== What the task requires ==
Extract all records. Keep each one exact.

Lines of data
* BEGIN *

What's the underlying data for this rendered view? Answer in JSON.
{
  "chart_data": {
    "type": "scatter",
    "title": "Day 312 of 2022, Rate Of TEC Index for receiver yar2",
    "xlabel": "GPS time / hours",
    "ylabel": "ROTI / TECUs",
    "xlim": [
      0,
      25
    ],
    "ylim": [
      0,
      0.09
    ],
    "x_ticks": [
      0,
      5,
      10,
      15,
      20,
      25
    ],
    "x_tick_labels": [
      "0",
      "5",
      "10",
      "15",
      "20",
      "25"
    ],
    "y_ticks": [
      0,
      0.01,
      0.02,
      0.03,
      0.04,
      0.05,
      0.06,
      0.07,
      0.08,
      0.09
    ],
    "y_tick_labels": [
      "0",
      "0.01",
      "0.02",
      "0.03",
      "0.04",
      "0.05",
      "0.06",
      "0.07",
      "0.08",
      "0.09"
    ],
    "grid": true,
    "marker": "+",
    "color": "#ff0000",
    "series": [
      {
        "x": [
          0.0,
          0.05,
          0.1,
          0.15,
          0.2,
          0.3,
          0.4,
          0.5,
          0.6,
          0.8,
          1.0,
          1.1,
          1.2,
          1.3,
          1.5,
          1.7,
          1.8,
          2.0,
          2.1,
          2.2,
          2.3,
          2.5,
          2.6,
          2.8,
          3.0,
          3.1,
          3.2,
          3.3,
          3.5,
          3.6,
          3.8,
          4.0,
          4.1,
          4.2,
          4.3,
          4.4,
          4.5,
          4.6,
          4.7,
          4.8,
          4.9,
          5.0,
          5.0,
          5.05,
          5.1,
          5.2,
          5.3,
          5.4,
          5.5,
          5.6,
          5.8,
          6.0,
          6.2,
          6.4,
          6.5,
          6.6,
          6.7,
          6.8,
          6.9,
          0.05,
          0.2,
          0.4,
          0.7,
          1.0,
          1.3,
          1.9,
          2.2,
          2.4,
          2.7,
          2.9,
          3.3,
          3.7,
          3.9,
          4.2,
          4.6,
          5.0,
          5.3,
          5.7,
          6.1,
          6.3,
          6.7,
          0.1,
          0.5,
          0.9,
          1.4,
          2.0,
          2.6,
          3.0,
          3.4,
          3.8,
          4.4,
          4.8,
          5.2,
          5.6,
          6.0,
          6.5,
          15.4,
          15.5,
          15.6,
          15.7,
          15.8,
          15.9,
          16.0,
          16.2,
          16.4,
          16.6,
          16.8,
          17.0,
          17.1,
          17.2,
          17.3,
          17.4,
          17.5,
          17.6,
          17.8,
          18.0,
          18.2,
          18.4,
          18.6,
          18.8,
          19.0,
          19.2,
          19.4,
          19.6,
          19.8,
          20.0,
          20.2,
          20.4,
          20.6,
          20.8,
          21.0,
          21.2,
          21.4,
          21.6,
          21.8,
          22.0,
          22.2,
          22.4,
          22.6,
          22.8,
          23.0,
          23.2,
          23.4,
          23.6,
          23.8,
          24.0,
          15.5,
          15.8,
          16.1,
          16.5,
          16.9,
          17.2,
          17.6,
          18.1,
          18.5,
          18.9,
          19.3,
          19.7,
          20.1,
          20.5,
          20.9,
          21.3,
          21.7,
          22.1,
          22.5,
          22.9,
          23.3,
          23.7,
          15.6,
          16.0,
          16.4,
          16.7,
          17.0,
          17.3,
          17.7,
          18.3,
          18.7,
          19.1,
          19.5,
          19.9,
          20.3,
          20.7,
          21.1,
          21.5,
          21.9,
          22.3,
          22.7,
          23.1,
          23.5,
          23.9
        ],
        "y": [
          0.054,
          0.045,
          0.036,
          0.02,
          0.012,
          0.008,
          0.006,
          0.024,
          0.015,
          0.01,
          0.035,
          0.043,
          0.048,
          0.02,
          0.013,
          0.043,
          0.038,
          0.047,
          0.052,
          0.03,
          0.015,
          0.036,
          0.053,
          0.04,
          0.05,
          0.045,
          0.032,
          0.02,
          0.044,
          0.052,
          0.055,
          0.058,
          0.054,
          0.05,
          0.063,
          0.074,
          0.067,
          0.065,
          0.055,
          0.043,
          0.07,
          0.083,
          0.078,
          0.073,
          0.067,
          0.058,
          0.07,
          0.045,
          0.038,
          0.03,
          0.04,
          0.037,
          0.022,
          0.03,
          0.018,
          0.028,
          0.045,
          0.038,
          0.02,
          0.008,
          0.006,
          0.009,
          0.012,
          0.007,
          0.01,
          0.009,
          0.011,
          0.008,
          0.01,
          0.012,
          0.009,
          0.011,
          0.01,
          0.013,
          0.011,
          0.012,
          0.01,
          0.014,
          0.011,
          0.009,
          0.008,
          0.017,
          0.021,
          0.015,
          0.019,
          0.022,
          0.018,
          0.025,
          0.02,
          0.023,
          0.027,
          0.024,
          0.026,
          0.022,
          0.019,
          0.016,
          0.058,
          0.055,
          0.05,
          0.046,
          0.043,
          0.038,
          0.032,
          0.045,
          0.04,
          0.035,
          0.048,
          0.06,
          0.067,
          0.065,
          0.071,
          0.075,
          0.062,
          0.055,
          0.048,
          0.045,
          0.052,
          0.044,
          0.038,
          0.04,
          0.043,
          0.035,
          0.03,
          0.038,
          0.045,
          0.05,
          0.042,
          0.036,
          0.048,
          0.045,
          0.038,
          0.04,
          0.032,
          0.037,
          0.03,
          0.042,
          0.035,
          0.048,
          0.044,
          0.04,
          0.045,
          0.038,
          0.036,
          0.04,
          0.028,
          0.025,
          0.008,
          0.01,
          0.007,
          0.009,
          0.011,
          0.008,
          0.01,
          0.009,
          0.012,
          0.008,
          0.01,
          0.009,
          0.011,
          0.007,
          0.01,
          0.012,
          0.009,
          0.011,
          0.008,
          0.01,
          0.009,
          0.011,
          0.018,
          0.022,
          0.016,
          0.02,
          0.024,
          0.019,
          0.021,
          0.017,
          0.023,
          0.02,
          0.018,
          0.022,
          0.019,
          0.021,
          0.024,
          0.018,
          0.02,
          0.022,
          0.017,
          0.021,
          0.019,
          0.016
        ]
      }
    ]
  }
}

* END *

== Written reply ==
What's the underlying data for this rendered view? Answer in JSON.
{
  "chart_data": {
    "type": "scatter",
    "title": "Day 312 of 2022, Rate Of TEC Index for receiver yar2",
    "xlabel": "GPS time / hours",
    "ylabel": "ROTI / TECUs",
    "xlim": [
      0,
      25
    ],
    "ylim": [
      0,
      0.09
    ],
    "x_ticks": [
      0,
      5,
      10,
      15,
      20,
      25
    ],
    "x_tick_labels": [
      "0",
      "5",
      "10",
      "15",
      "20",
      "25"
    ],
    "y_ticks": [
      0,
      0.01,
      0.02,
      0.03,
      0.04,
      0.05,
      0.06,
      0.07,
      0.08,
      0.09
    ],
    "y_tick_labels": [
      "0",
      "0.01",
      "0.02",
      "0.03",
      "0.04",
      "0.05",
      "0.06",
      "0.07",
      "0.08",
      "0.09"
    ],
    "grid": true,
    "marker": "+",
    "color": "#ff0000",
    "series": [
      {
        "x": [
          0.0,
          0.05,
          0.1,
          0.15,
          0.2,
          0.3,
          0.4,
          0.5,
          0.6,
          0.8,
          1.0,
          1.1,
          1.2,
          1.3,
          1.5,
          1.7,
          1.8,
          2.0,
          2.1,
          2.2,
          2.3,
          2.5,
          2.6,
          2.8,
          3.0,
          3.1,
          3.2,
          3.3,
          3.5,
          3.6,
          3.8,
          4.0,
          4.1,
          4.2,
          4.3,
          4.4,
          4.5,
          4.6,
          4.7,
          4.8,
          4.9,
          5.0,
          5.0,
          5.05,
          5.1,
          5.2,
          5.3,
          5.4,
          5.5,
          5.6,
          5.8,
          6.0,
          6.2,
          6.4,
          6.5,
          6.6,
          6.7,
          6.8,
          6.9,
          0.05,
          0.2,
          0.4,
          0.7,
          1.0,
          1.3,
          1.9,
          2.2,
          2.4,
          2.7,
          2.9,
          3.3,
          3.7,
          3.9,
          4.2,
          4.6,
          5.0,
          5.3,
          5.7,
          6.1,
          6.3,
          6.7,
          0.1,
          0.5,
          0.9,
          1.4,
          2.0,
          2.6,
          3.0,
          3.4,
          3.8,
          4.4,
          4.8,
          5.2,
          5.6,
          6.0,
          6.5,
          15.4,
          15.5,
          15.6,
          15.7,
          15.8,
          15.9,
          16.0,
          16.2,
          16.4,
          16.6,
          16.8,
          17.0,
          17.1,
          17.2,
          17.3,
          17.4,
          17.5,
          17.6,
          17.8,
          18.0,
          18.2,
          18.4,
          18.6,
          18.8,
          19.0,
          19.2,
          19.4,
          19.6,
          19.8,
          20.0,
          20.2,
          20.4,
          20.6,
          20.8,
          21.0,
          21.2,
          21.4,
          21.6,
          21.8,
          22.0,
          22.2,
          22.4,
          22.6,
          22.8,
          23.0,
          23.2,
          23.4,
          23.6,
          23.8,
          24.0,
          15.5,
          15.8,
          16.1,
          16.5,
          16.9,
          17.2,
          17.6,
          18.1,
          18.5,
          18.9,
          19.3,
          19.7,
          20.1,
          20.5,
          20.9,
          21.3,
          21.7,
          22.1,
          22.5,
          22.9,
          23.3,
          23.7,
          15.6,
          16.0,
          16.4,
          16.7,
          17.0,
          17.3,
          17.7,
          18.3,
          18.7,
          19.1,
          19.5,
          19.9,
          20.3,
          20.7,
          21.1,
          21.5,
          21.9,
          22.3,
          22.7,
          23.1,
          23.5,
          23.9
        ],
        "y": [
          0.054,
          0.045,
          0.036,
          0.02,
          0.012,
          0.008,
          0.006,
          0.024,
          0.015,
          0.01,
          0.035,
          0.043,
          0.048,
          0.02,
          0.013,
          0.043,
          0.038,
          0.047,
          0.052,
          0.03,
          0.015,
          0.036,
          0.053,
          0.04,
          0.05,
          0.045,
          0.032,
          0.02,
          0.044,
          0.052,
          0.055,
          0.058,
          0.054,
          0.05,
          0.063,
          0.074,
          0.067,
          0.065,
          0.055,
          0.043,
          0.07,
          0.083,
          0.078,
          0.073,
          0.067,
          0.058,
          0.07,
          0.045,
          0.038,
          0.03,
          0.04,
          0.037,
          0.022,
          0.03,
          0.018,
          0.028,
          0.045,
          0.038,
          0.02,
          0.008,
          0.006,
          0.009,
          0.012,
          0.007,
          0.01,
          0.009,
          0.011,
          0.008,
          0.01,
          0.012,
          0.009,
          0.011,
          0.01,
          0.013,
          0.011,
          0.012,
          0.01,
          0.014,
          0.011,
          0.009,
          0.008,
          0.017,
          0.021,
          0.015,
          0.019,
          0.022,
          0.018,
          0.025,
          0.02,
          0.023,
          0.027,
          0.024,
          0.026,
          0.022,
          0.019,
          0.016,
          0.058,
          0.055,
          0.05,
          0.046,
          0.043,
          0.038,
          0.032,
          0.045,
          0.04,
          0.035,
          0.048,
          0.06,
          0.067,
          0.065,
          0.071,
          0.075,
          0.062,
          0.055,
          0.048,
          0.045,
          0.052,
          0.044,
          0.038,
          0.04,
          0.043,
          0.035,
          0.03,
          0.038,
          0.045,
          0.05,
          0.042,
          0.036,
          0.048,
          0.045,
          0.038,
          0.04,
          0.032,
          0.037,
          0.03,
          0.042,
          0.035,
          0.048,
          0.044,
          0.04,
          0.045,
          0.038,
          0.036,
          0.04,
          0.028,
          0.025,
          0.008,
          0.01,
          0.007,
          0.009,
          0.011,
          0.008,
          0.01,
          0.009,
          0.012,
          0.008,
          0.01,
          0.009,
          0.011,
          0.007,
          0.01,
          0.012,
          0.009,
          0.011,
          0.008,
          0.01,
          0.009,
          0.011,
          0.018,
          0.022,
          0.016,
          0.02,
          0.024,
          0.019,
          0.021,
          0.017,
          0.023,
          0.02,
          0.018,
          0.022,
          0.019,
          0.021,
          0.024,
          0.018,
          0.02,
          0.022,
          0.017,
          0.021,
          0.019,
          0.016
        ]
      }
    ]
  }
}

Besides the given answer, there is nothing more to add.